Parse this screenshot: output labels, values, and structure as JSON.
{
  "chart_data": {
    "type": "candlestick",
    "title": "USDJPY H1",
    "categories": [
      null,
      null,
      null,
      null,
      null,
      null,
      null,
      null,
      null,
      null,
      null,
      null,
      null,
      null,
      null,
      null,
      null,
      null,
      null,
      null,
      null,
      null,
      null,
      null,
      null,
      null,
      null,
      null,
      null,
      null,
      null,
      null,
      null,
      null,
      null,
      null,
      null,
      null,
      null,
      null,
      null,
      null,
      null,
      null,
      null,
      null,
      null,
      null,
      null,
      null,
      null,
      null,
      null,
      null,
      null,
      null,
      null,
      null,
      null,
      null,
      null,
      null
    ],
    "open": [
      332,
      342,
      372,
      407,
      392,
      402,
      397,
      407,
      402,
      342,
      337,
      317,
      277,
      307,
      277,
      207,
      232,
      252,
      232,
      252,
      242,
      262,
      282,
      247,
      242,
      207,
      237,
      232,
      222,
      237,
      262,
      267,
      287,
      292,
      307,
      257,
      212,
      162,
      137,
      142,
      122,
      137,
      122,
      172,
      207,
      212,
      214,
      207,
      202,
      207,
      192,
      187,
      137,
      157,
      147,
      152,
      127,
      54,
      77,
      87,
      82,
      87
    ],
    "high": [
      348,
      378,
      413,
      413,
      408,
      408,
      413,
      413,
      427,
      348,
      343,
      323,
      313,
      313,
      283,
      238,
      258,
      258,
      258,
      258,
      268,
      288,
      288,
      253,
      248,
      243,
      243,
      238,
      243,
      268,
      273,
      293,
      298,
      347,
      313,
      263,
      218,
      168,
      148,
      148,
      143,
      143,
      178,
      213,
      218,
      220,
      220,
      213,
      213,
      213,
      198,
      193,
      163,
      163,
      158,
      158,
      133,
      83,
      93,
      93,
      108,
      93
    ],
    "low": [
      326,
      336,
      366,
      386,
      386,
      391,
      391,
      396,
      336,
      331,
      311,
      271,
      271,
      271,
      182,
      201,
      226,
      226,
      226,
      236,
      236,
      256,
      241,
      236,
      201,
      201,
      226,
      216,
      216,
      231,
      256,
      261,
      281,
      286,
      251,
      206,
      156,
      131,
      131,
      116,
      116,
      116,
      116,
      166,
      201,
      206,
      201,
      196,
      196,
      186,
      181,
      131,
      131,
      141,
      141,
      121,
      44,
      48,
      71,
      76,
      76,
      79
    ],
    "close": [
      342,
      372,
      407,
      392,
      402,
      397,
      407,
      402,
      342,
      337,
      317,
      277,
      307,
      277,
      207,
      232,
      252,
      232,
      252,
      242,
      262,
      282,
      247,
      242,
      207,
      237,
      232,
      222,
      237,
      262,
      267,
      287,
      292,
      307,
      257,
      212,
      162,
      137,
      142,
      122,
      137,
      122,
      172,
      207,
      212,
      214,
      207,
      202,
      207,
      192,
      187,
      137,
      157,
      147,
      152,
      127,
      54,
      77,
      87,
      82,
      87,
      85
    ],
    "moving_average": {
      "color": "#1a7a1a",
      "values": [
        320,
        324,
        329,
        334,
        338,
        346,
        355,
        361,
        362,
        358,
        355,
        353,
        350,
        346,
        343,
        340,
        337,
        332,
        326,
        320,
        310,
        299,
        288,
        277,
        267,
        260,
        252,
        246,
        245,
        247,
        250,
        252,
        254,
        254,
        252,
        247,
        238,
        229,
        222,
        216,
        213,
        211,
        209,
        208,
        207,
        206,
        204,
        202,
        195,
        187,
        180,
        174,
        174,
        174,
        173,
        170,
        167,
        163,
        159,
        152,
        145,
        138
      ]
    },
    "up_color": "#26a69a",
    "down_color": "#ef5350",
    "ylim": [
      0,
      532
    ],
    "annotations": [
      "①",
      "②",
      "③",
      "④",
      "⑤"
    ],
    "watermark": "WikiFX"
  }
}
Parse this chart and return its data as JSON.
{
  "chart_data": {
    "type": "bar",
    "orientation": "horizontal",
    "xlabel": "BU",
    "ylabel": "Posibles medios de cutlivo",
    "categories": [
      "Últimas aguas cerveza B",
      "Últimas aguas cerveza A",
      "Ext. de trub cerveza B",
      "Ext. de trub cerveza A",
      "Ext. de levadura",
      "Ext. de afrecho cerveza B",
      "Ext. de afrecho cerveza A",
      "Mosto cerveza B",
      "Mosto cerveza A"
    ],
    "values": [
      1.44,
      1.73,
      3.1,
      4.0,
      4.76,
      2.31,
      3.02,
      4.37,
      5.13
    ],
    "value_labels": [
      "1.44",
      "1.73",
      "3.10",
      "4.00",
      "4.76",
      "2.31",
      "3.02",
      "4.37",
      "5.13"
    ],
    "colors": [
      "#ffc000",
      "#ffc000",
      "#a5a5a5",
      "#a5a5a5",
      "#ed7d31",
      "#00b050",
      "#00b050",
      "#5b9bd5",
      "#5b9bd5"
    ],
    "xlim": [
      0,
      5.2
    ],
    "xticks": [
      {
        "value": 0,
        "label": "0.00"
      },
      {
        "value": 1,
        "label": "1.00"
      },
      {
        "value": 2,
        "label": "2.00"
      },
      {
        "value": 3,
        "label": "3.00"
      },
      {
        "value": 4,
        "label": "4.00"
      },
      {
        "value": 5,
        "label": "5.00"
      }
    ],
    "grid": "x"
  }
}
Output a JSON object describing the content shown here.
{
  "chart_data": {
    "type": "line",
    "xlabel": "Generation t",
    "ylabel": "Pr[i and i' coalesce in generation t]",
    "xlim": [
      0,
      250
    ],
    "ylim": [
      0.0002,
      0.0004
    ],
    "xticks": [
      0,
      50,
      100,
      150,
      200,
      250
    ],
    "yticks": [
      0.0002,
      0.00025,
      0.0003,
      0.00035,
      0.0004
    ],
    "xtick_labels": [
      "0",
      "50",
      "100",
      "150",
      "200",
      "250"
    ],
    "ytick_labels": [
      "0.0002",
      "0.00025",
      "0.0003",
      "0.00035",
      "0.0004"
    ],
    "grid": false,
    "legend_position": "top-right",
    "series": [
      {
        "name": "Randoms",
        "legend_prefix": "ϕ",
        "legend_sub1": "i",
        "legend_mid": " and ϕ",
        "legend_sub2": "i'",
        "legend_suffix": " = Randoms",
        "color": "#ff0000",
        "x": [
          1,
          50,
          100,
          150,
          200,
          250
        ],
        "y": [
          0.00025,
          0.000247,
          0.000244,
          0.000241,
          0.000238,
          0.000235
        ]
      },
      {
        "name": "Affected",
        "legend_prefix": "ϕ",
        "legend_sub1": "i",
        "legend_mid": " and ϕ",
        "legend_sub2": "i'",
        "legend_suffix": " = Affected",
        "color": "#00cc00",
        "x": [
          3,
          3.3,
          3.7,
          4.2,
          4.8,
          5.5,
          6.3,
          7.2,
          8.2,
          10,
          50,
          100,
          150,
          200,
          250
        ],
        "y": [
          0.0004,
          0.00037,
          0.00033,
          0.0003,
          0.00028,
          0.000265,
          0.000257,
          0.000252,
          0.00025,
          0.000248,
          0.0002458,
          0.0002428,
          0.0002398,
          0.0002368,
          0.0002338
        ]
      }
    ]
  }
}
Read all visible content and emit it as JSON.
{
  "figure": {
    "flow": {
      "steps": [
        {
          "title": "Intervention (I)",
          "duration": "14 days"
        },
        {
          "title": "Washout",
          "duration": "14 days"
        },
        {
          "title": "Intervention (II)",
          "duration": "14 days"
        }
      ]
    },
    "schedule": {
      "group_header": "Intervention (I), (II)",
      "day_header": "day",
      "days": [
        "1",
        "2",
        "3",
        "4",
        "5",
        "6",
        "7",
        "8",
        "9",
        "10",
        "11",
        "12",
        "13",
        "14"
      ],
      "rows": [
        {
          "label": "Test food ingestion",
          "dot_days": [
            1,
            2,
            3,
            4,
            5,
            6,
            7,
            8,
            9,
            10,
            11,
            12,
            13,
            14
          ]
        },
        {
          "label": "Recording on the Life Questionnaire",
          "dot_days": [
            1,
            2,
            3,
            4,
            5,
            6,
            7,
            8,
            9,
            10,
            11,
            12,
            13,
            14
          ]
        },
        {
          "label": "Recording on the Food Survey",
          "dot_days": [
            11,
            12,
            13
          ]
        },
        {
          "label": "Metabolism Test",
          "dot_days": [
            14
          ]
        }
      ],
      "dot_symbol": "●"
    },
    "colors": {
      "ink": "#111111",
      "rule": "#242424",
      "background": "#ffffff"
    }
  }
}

---*---

**The task**
Return each line of the data that contains the string "values".

**Response below**
Parse this screenshot: output labels, values, and structure as JSON.
      "values": [
    "values": [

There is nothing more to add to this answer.